• **Record list**:

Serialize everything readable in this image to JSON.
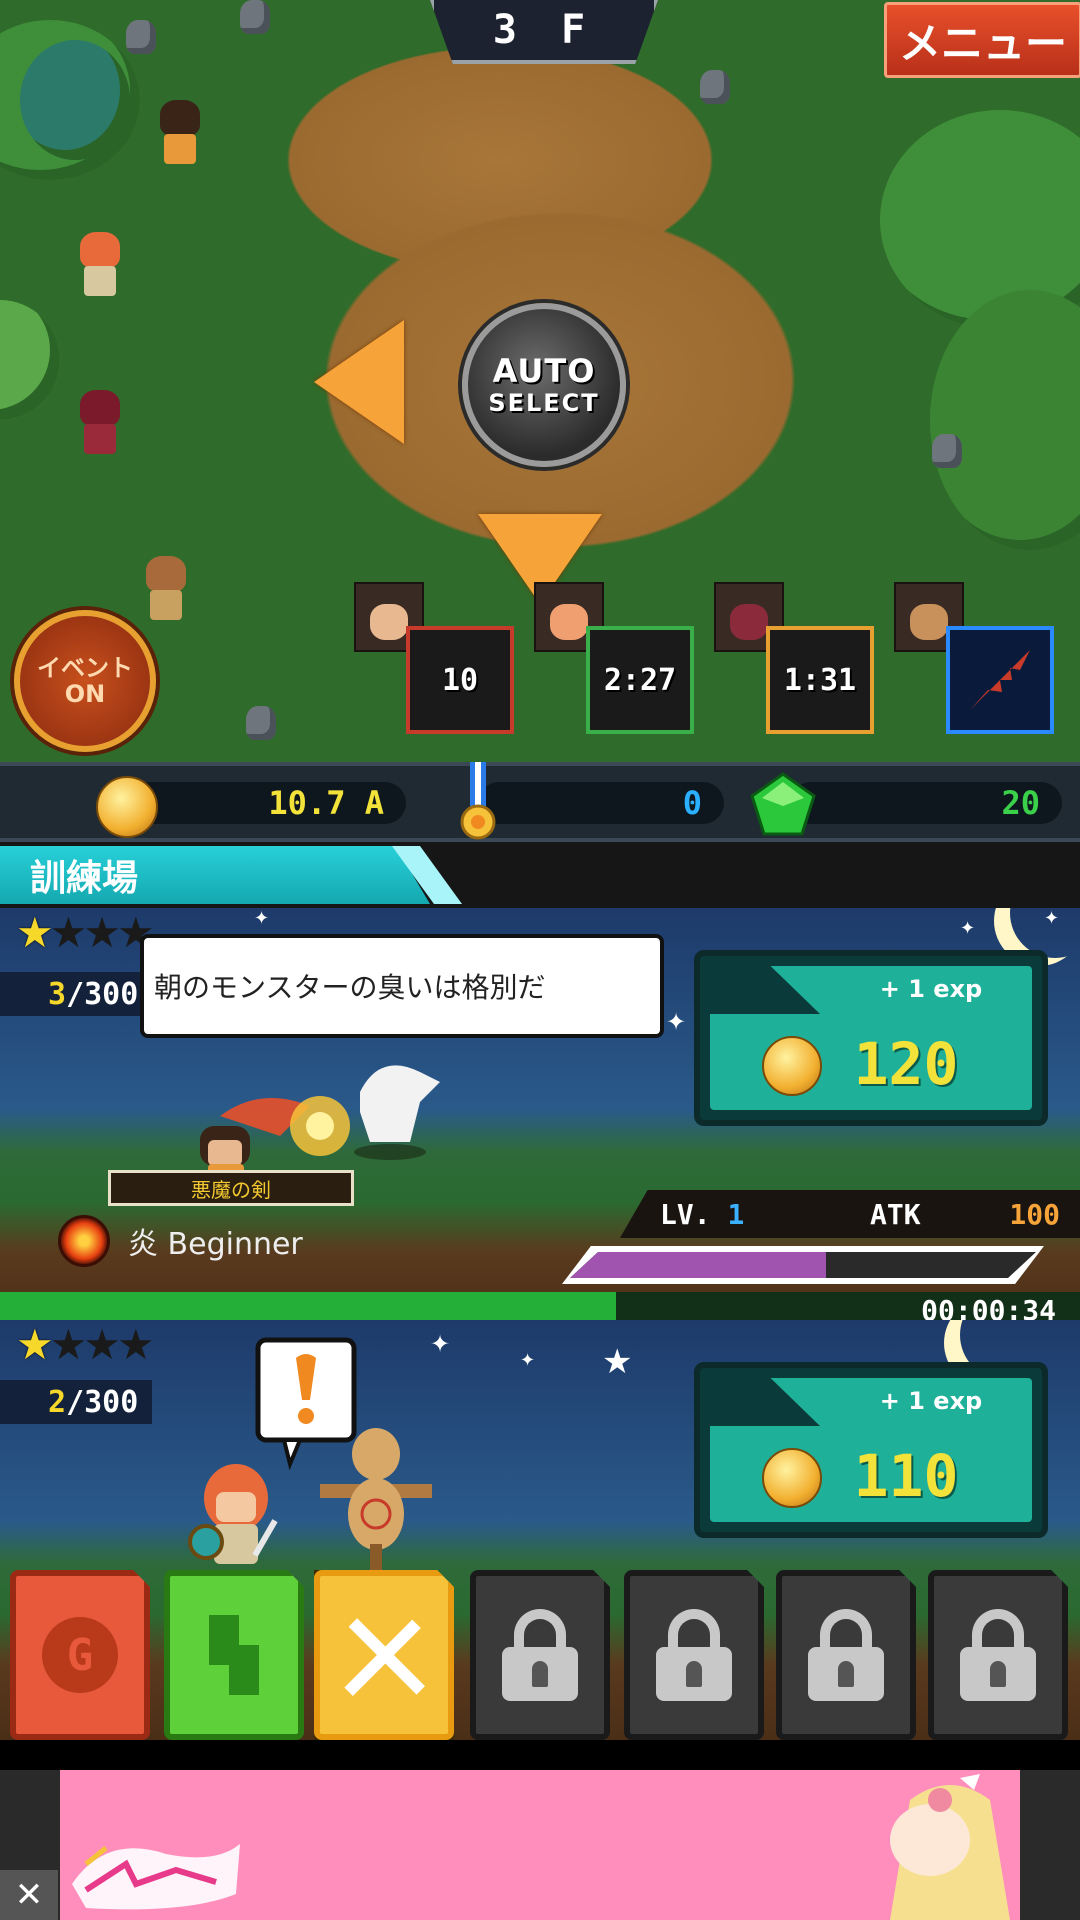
{
  "hud": {
    "floor": "3 F",
    "menu_label": "メニュー",
    "auto_line1": "AUTO",
    "auto_line2": "SELECT",
    "event_line1": "イベント",
    "event_line2": "ON",
    "skill_timers": [
      "10",
      "2:27",
      "1:31"
    ]
  },
  "currency": {
    "gold": "10.7 A",
    "medals": "0",
    "gems": "20"
  },
  "section": {
    "title": "訓練場"
  },
  "training": [
    {
      "stars": 1,
      "max_stars": 4,
      "count": "3",
      "count_max": "/300",
      "speech": "朝のモンスターの臭いは格別だ",
      "exp": "+ 1 exp",
      "reward": "120",
      "weapon": "悪魔の剣",
      "rank": "炎 Beginner",
      "level_label": "LV.",
      "level": "1",
      "atk_label": "ATK",
      "atk": "100",
      "xp_fraction": 0.55,
      "timer_fraction": 0.57,
      "timer": "00:00:34"
    },
    {
      "stars": 1,
      "max_stars": 4,
      "count": "2",
      "count_max": "/300",
      "exp": "+ 1 exp",
      "reward": "110"
    }
  ],
  "tabs": [
    {
      "name": "gold-tab",
      "symbol": "G",
      "color": "#e8583a",
      "locked": false
    },
    {
      "name": "green-tab",
      "symbol": "S",
      "color": "#5ed03a",
      "locked": false
    },
    {
      "name": "battle-tab",
      "symbol": "✕",
      "color": "#f6c23a",
      "locked": false
    },
    {
      "name": "locked-tab-1",
      "locked": true
    },
    {
      "name": "locked-tab-2",
      "locked": true
    },
    {
      "name": "locked-tab-3",
      "locked": true
    },
    {
      "name": "locked-tab-4",
      "locked": true
    }
  ],
  "ad": {
    "close_symbol": "✕"
  },
  "colors": {
    "accent_cyan": "#1fc0c8",
    "gold_text": "#f2e23a",
    "gem_text": "#3ad04a",
    "medal_text": "#2ab0ff"
  }
}
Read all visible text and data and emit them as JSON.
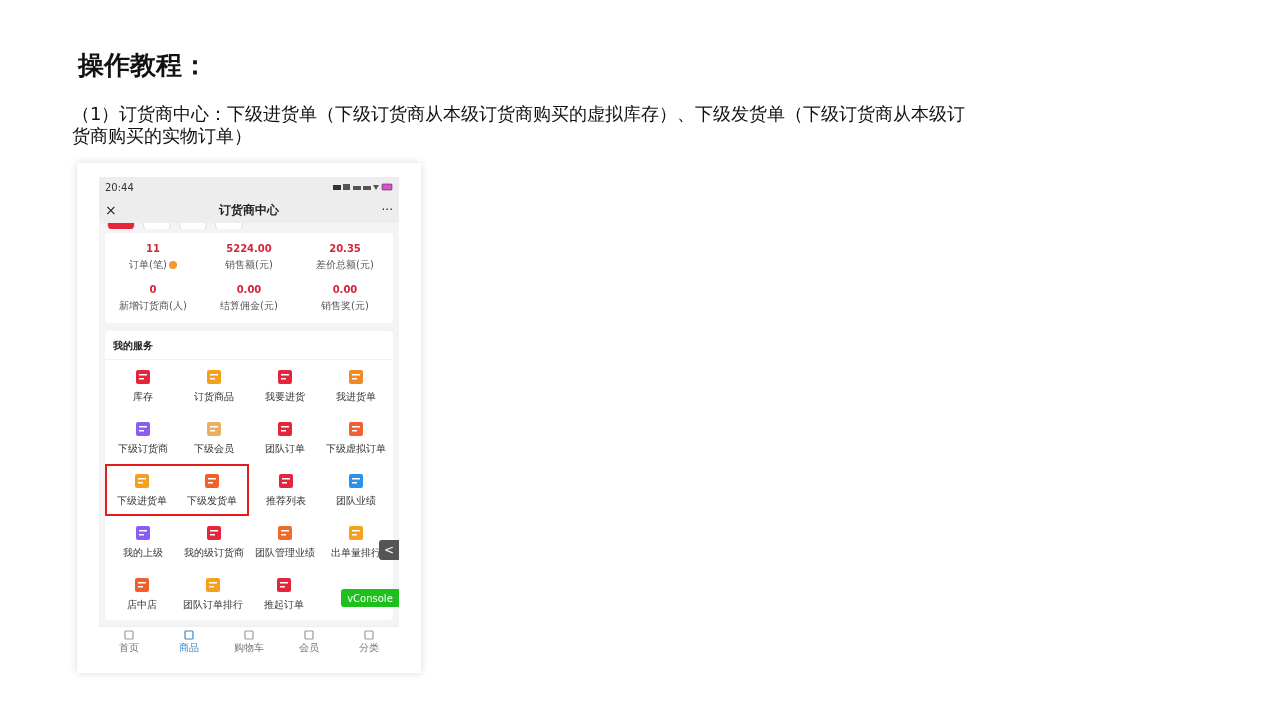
{
  "slide": {
    "title": "操作教程：",
    "paragraph": "（1）订货商中心：下级进货单（下级订货商从本级订货商购买的虚拟库存）、下级发货单（下级订货商从本级订货商购买的实物订单）"
  },
  "phone": {
    "status_bar": {
      "time": "20:44"
    },
    "nav_bar": {
      "close": "×",
      "title": "订货商中心",
      "more": "···"
    },
    "stats": [
      {
        "value": "11",
        "label": "订单(笔)",
        "info": true
      },
      {
        "value": "5224.00",
        "label": "销售额(元)",
        "info": false
      },
      {
        "value": "20.35",
        "label": "差价总额(元)",
        "info": false
      },
      {
        "value": "0",
        "label": "新增订货商(人)",
        "info": false
      },
      {
        "value": "0.00",
        "label": "结算佣金(元)",
        "info": false
      },
      {
        "value": "0.00",
        "label": "销售奖(元)",
        "info": false
      }
    ],
    "services": {
      "title": "我的服务",
      "rows": [
        [
          {
            "label": "库存",
            "highlighted": false
          },
          {
            "label": "订货商品",
            "highlighted": false
          },
          {
            "label": "我要进货",
            "highlighted": false
          },
          {
            "label": "我进货单",
            "highlighted": false
          }
        ],
        [
          {
            "label": "下级订货商",
            "highlighted": false
          },
          {
            "label": "下级会员",
            "highlighted": false
          },
          {
            "label": "团队订单",
            "highlighted": false
          },
          {
            "label": "下级虚拟订单",
            "highlighted": false
          }
        ],
        [
          {
            "label": "下级进货单",
            "highlighted": true
          },
          {
            "label": "下级发货单",
            "highlighted": true
          },
          {
            "label": "推荐列表",
            "highlighted": false
          },
          {
            "label": "团队业绩",
            "highlighted": false
          }
        ],
        [
          {
            "label": "我的上级",
            "highlighted": false
          },
          {
            "label": "我的级订货商",
            "highlighted": false
          },
          {
            "label": "团队管理业绩",
            "highlighted": false
          },
          {
            "label": "出单量排行",
            "highlighted": false
          }
        ],
        [
          {
            "label": "店中店",
            "highlighted": false
          },
          {
            "label": "团队订单排行",
            "highlighted": false
          },
          {
            "label": "推起订单",
            "highlighted": false
          }
        ]
      ]
    },
    "side_tab": "<",
    "vconsole": "vConsole",
    "tab_bar": [
      {
        "label": "首页",
        "selected": false
      },
      {
        "label": "商品",
        "selected": true
      },
      {
        "label": "购物车",
        "selected": false
      },
      {
        "label": "会员",
        "selected": false
      },
      {
        "label": "分类",
        "selected": false
      }
    ]
  }
}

• **Exercise description**: Filter the listing above for the string "JSON" and copy every matching line.

• **Answer to the exercise**:
Serialize everything readable in this image to JSON.
Read all visible text and data and emit them as JSON.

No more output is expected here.